Records follow. Select each line holding "text".

• [Entries from a dataset]
* * * * *
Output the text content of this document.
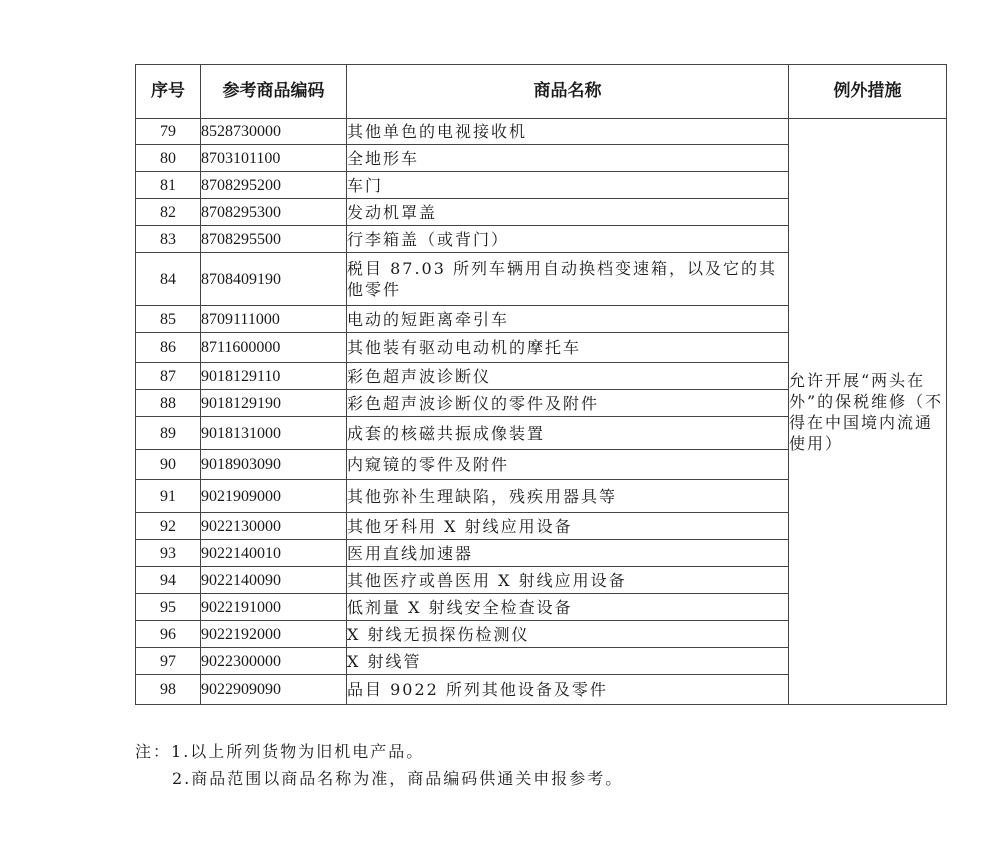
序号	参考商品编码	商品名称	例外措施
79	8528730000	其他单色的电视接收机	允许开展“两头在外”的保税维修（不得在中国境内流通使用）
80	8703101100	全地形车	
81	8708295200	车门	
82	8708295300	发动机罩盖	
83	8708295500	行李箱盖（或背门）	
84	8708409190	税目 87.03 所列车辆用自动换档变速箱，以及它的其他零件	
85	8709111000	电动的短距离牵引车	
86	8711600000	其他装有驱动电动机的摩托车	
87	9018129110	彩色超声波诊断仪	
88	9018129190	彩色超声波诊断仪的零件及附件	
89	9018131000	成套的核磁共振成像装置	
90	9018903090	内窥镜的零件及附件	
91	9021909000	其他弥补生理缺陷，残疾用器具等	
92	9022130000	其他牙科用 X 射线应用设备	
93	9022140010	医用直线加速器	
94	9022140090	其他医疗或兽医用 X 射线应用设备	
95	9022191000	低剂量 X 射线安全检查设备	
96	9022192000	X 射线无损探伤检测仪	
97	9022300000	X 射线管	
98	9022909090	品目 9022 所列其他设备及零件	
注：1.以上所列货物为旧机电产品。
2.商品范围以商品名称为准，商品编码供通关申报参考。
* * * * *
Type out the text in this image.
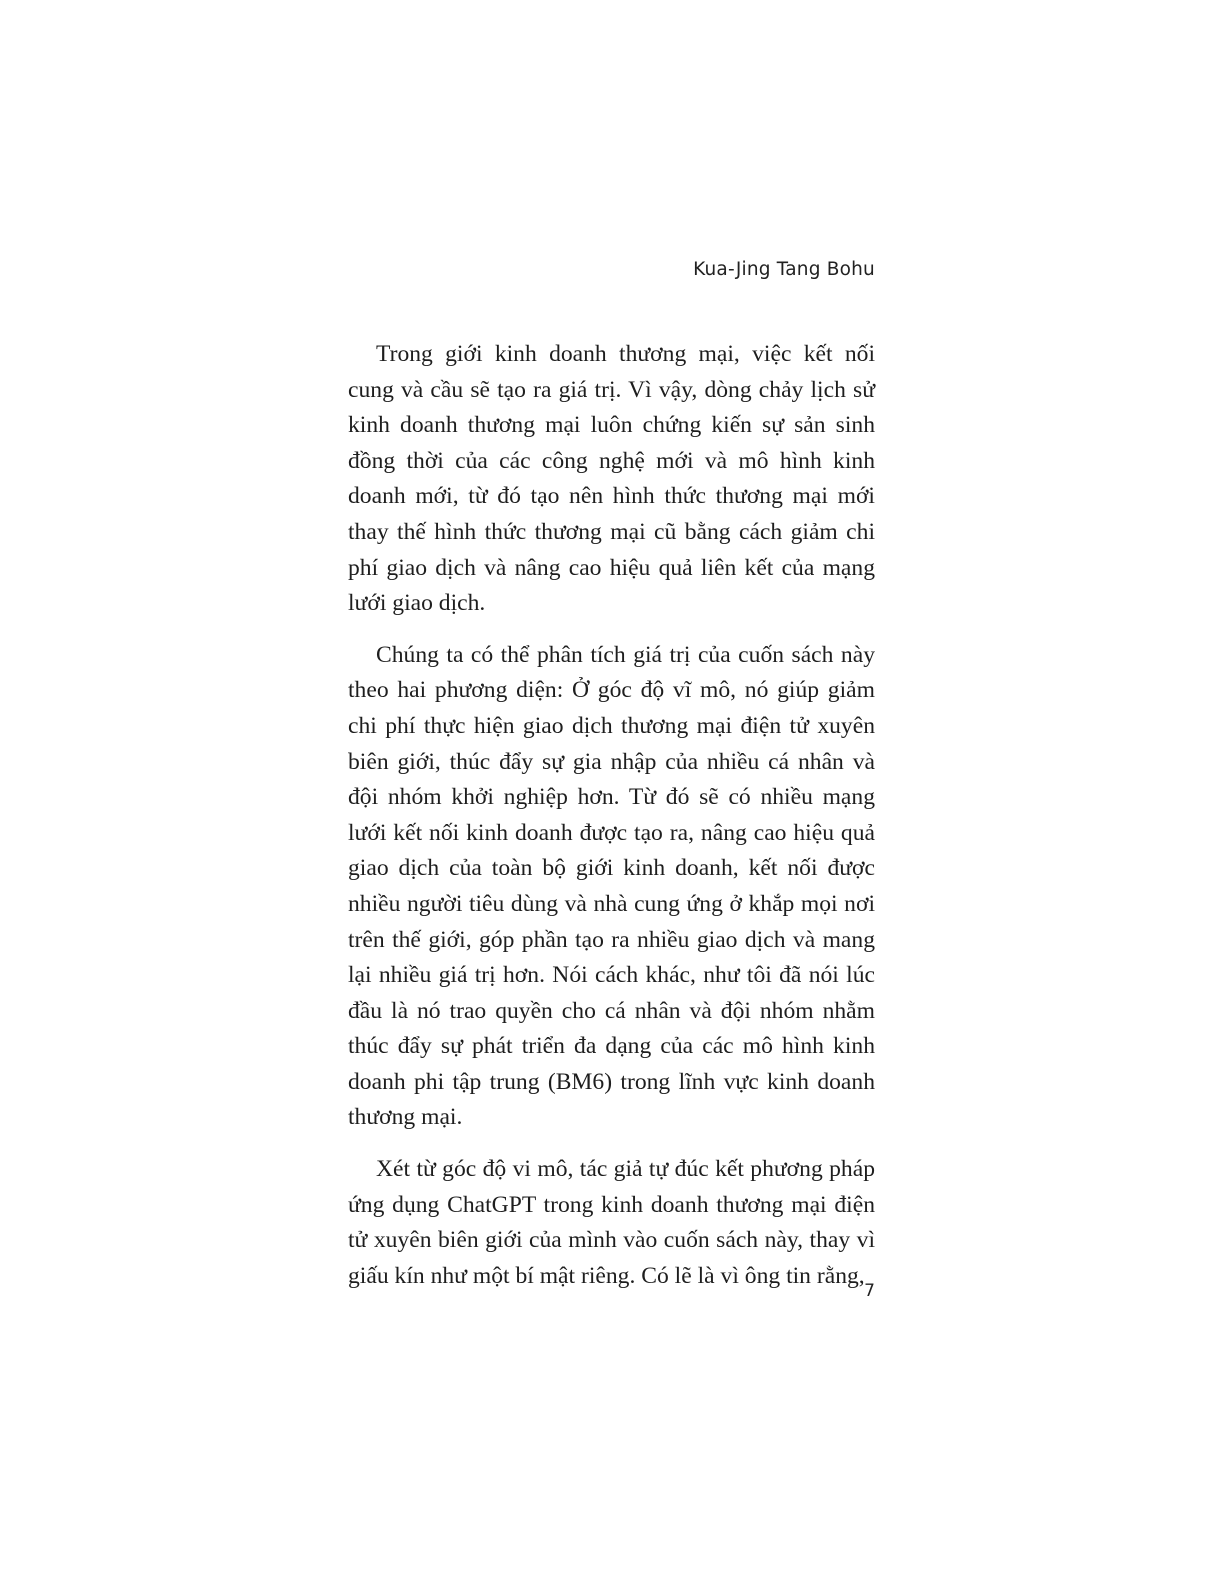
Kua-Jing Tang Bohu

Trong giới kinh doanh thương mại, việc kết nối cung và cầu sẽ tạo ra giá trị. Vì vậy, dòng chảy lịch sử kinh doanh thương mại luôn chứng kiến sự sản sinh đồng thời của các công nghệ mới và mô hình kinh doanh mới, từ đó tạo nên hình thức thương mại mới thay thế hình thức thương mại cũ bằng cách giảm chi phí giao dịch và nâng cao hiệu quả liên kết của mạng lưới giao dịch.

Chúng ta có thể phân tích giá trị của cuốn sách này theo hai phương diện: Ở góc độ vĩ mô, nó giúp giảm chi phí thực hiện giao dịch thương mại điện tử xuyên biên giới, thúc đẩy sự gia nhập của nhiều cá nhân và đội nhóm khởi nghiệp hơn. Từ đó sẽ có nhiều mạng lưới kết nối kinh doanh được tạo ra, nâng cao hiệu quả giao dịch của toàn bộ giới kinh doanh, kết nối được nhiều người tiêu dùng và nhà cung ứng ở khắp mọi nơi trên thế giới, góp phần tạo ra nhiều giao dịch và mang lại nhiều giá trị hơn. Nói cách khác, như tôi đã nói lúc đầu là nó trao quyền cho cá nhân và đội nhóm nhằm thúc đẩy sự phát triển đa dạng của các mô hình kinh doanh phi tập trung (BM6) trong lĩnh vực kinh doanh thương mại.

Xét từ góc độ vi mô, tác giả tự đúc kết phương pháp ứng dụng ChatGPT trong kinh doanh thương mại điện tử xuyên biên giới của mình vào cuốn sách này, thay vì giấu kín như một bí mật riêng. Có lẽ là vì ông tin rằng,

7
* * * * *
• [Output for this exercise]
Output the text content of this document.
Type out the text in this image.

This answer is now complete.